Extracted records
═══

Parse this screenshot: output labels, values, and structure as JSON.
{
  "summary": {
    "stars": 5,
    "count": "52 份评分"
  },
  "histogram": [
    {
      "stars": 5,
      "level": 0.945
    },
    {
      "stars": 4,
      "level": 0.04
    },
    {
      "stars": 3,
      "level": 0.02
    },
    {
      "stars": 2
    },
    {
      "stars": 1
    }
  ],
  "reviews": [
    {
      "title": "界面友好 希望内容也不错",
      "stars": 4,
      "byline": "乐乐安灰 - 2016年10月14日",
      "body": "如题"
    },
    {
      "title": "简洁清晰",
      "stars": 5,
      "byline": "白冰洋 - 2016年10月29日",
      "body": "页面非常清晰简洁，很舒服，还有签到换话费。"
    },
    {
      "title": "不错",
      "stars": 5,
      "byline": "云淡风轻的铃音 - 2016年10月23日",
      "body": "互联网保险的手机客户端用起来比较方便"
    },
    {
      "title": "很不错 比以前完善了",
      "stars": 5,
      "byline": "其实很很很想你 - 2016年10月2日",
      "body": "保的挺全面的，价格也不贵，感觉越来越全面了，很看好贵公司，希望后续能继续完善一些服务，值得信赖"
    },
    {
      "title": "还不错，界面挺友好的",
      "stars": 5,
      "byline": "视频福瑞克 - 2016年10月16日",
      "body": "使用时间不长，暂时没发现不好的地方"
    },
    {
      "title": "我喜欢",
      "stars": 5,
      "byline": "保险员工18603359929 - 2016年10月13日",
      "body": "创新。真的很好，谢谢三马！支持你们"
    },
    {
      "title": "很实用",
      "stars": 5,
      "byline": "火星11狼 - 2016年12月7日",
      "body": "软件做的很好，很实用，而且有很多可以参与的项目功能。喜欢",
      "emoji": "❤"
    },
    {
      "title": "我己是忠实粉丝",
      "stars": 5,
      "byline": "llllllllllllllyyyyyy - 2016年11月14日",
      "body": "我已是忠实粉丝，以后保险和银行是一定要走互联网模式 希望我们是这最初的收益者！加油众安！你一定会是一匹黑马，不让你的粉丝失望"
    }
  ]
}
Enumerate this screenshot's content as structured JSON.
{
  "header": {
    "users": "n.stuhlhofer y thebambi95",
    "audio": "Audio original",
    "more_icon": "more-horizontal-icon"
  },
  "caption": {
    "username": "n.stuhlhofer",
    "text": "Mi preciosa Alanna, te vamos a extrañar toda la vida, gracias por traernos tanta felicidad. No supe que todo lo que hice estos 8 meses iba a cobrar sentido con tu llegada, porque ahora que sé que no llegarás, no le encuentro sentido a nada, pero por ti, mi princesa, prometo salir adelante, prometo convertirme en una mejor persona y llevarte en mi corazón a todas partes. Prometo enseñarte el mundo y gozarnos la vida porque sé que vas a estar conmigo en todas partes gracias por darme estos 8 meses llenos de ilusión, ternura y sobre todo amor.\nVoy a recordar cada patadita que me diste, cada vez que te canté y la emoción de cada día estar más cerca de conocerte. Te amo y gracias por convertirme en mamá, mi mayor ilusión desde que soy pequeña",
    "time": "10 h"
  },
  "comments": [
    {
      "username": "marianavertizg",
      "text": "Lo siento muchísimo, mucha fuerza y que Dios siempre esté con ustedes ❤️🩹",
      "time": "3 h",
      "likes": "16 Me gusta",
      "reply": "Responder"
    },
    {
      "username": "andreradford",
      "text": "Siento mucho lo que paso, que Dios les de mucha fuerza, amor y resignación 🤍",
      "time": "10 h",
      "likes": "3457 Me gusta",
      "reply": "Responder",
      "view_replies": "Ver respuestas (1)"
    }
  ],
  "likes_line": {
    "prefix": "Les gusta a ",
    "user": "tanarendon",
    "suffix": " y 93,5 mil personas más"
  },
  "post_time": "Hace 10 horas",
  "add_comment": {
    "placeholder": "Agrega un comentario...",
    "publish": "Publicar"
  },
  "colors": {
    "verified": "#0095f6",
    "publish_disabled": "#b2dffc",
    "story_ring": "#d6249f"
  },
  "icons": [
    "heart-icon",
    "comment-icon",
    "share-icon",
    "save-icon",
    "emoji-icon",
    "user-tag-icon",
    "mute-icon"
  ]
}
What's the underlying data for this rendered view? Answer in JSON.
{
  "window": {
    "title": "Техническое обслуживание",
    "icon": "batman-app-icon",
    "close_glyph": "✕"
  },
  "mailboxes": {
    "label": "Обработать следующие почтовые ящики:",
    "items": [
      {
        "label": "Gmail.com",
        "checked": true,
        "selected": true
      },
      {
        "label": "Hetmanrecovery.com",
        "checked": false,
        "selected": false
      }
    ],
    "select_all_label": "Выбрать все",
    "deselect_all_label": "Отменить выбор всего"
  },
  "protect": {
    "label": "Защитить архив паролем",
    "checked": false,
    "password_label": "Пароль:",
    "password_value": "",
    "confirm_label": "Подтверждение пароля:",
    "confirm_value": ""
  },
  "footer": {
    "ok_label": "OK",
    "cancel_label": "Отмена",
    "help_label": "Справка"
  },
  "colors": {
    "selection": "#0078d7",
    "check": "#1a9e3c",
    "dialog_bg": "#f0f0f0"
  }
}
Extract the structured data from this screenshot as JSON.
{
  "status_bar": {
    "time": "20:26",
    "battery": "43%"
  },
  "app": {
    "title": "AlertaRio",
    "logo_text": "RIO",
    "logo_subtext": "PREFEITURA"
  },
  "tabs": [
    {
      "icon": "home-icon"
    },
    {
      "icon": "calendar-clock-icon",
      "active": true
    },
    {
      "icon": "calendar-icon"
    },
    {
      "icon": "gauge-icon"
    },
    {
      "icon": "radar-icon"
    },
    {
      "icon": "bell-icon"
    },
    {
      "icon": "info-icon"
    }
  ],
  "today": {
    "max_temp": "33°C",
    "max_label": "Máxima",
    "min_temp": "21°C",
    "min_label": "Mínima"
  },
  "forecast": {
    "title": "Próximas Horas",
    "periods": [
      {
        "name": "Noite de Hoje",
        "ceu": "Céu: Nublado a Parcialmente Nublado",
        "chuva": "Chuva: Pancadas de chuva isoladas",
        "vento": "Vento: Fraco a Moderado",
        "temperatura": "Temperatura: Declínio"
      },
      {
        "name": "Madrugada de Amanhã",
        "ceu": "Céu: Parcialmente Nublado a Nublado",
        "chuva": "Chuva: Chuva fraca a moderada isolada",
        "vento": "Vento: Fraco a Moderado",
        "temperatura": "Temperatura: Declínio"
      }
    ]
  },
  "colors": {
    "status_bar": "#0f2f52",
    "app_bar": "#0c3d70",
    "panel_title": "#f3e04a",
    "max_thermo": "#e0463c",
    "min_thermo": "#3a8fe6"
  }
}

═══

Prompt: All the entries above need to be reproduced exactly.

Output below:
Parse this screenshot: output labels, values, and structure as JSON.
{
  "summary": {
    "stars": 5,
    "count": "52 份评分"
  },
  "histogram": [
    {
      "stars": 5,
      "level": 0.945
    },
    {
      "stars": 4,
      "level": 0.04
    },
    {
      "stars": 3,
      "level": 0.02
    },
    {
      "stars": 2
    },
    {
      "stars": 1
    }
  ],
  "reviews": [
    {
      "title": "界面友好 希望内容也不错",
      "stars": 4,
      "byline": "乐乐安灰 - 2016年10月14日",
      "body": "如题"
    },
    {
      "title": "简洁清晰",
      "stars": 5,
      "byline": "白冰洋 - 2016年10月29日",
      "body": "页面非常清晰简洁，很舒服，还有签到换话费。"
    },
    {
      "title": "不错",
      "stars": 5,
      "byline": "云淡风轻的铃音 - 2016年10月23日",
      "body": "互联网保险的手机客户端用起来比较方便"
    },
    {
      "title": "很不错 比以前完善了",
      "stars": 5,
      "byline": "其实很很很想你 - 2016年10月2日",
      "body": "保的挺全面的，价格也不贵，感觉越来越全面了，很看好贵公司，希望后续能继续完善一些服务，值得信赖"
    },
    {
      "title": "还不错，界面挺友好的",
      "stars": 5,
      "byline": "视频福瑞克 - 2016年10月16日",
      "body": "使用时间不长，暂时没发现不好的地方"
    },
    {
      "title": "我喜欢",
      "stars": 5,
      "byline": "保险员工18603359929 - 2016年10月13日",
      "body": "创新。真的很好，谢谢三马！支持你们"
    },
    {
      "title": "很实用",
      "stars": 5,
      "byline": "火星11狼 - 2016年12月7日",
      "body": "软件做的很好，很实用，而且有很多可以参与的项目功能。喜欢",
      "emoji": "❤"
    },
    {
      "title": "我己是忠实粉丝",
      "stars": 5,
      "byline": "llllllllllllllyyyyyy - 2016年11月14日",
      "body": "我已是忠实粉丝，以后保险和银行是一定要走互联网模式 希望我们是这最初的收益者！加油众安！你一定会是一匹黑马，不让你的粉丝失望"
    }
  ]
}
Enumerate this screenshot's content as structured JSON.
{
  "header": {
    "users": "n.stuhlhofer y thebambi95",
    "audio": "Audio original",
    "more_icon": "more-horizontal-icon"
  },
  "caption": {
    "username": "n.stuhlhofer",
    "text": "Mi preciosa Alanna, te vamos a extrañar toda la vida, gracias por traernos tanta felicidad. No supe que todo lo que hice estos 8 meses iba a cobrar sentido con tu llegada, porque ahora que sé que no llegarás, no le encuentro sentido a nada, pero por ti, mi princesa, prometo salir adelante, prometo convertirme en una mejor persona y llevarte en mi corazón a todas partes. Prometo enseñarte el mundo y gozarnos la vida porque sé que vas a estar conmigo en todas partes gracias por darme estos 8 meses llenos de ilusión, ternura y sobre todo amor.\nVoy a recordar cada patadita que me diste, cada vez que te canté y la emoción de cada día estar más cerca de conocerte. Te amo y gracias por convertirme en mamá, mi mayor ilusión desde que soy pequeña",
    "time": "10 h"
  },
  "comments": [
    {
      "username": "marianavertizg",
      "text": "Lo siento muchísimo, mucha fuerza y que Dios siempre esté con ustedes ❤️🩹",
      "time": "3 h",
      "likes": "16 Me gusta",
      "reply": "Responder"
    },
    {
      "username": "andreradford",
      "text": "Siento mucho lo que paso, que Dios les de mucha fuerza, amor y resignación 🤍",
      "time": "10 h",
      "likes": "3457 Me gusta",
      "reply": "Responder",
      "view_replies": "Ver respuestas (1)"
    }
  ],
  "likes_line": {
    "prefix": "Les gusta a ",
    "user": "tanarendon",
    "suffix": " y 93,5 mil personas más"
  },
  "post_time": "Hace 10 horas",
  "add_comment": {
    "placeholder": "Agrega un comentario...",
    "publish": "Publicar"
  },
  "colors": {
    "verified": "#0095f6",
    "publish_disabled": "#b2dffc",
    "story_ring": "#d6249f"
  },
  "icons": [
    "heart-icon",
    "comment-icon",
    "share-icon",
    "save-icon",
    "emoji-icon",
    "user-tag-icon",
    "mute-icon"
  ]
}
What's the underlying data for this rendered view? Answer in JSON.
{
  "window": {
    "title": "Техническое обслуживание",
    "icon": "batman-app-icon",
    "close_glyph": "✕"
  },
  "mailboxes": {
    "label": "Обработать следующие почтовые ящики:",
    "items": [
      {
        "label": "Gmail.com",
        "checked": true,
        "selected": true
      },
      {
        "label": "Hetmanrecovery.com",
        "checked": false,
        "selected": false
      }
    ],
    "select_all_label": "Выбрать все",
    "deselect_all_label": "Отменить выбор всего"
  },
  "protect": {
    "label": "Защитить архив паролем",
    "checked": false,
    "password_label": "Пароль:",
    "password_value": "",
    "confirm_label": "Подтверждение пароля:",
    "confirm_value": ""
  },
  "footer": {
    "ok_label": "OK",
    "cancel_label": "Отмена",
    "help_label": "Справка"
  },
  "colors": {
    "selection": "#0078d7",
    "check": "#1a9e3c",
    "dialog_bg": "#f0f0f0"
  }
}
Extract the structured data from this screenshot as JSON.
{
  "status_bar": {
    "time": "20:26",
    "battery": "43%"
  },
  "app": {
    "title": "AlertaRio",
    "logo_text": "RIO",
    "logo_subtext": "PREFEITURA"
  },
  "tabs": [
    {
      "icon": "home-icon"
    },
    {
      "icon": "calendar-clock-icon",
      "active": true
    },
    {
      "icon": "calendar-icon"
    },
    {
      "icon": "gauge-icon"
    },
    {
      "icon": "radar-icon"
    },
    {
      "icon": "bell-icon"
    },
    {
      "icon": "info-icon"
    }
  ],
  "today": {
    "max_temp": "33°C",
    "max_label": "Máxima",
    "min_temp": "21°C",
    "min_label": "Mínima"
  },
  "forecast": {
    "title": "Próximas Horas",
    "periods": [
      {
        "name": "Noite de Hoje",
        "ceu": "Céu: Nublado a Parcialmente Nublado",
        "chuva": "Chuva: Pancadas de chuva isoladas",
        "vento": "Vento: Fraco a Moderado",
        "temperatura": "Temperatura: Declínio"
      },
      {
        "name": "Madrugada de Amanhã",
        "ceu": "Céu: Parcialmente Nublado a Nublado",
        "chuva": "Chuva: Chuva fraca a moderada isolada",
        "vento": "Vento: Fraco a Moderado",
        "temperatura": "Temperatura: Declínio"
      }
    ]
  },
  "colors": {
    "status_bar": "#0f2f52",
    "app_bar": "#0c3d70",
    "panel_title": "#f3e04a",
    "max_thermo": "#e0463c",
    "min_thermo": "#3a8fe6"
  }
}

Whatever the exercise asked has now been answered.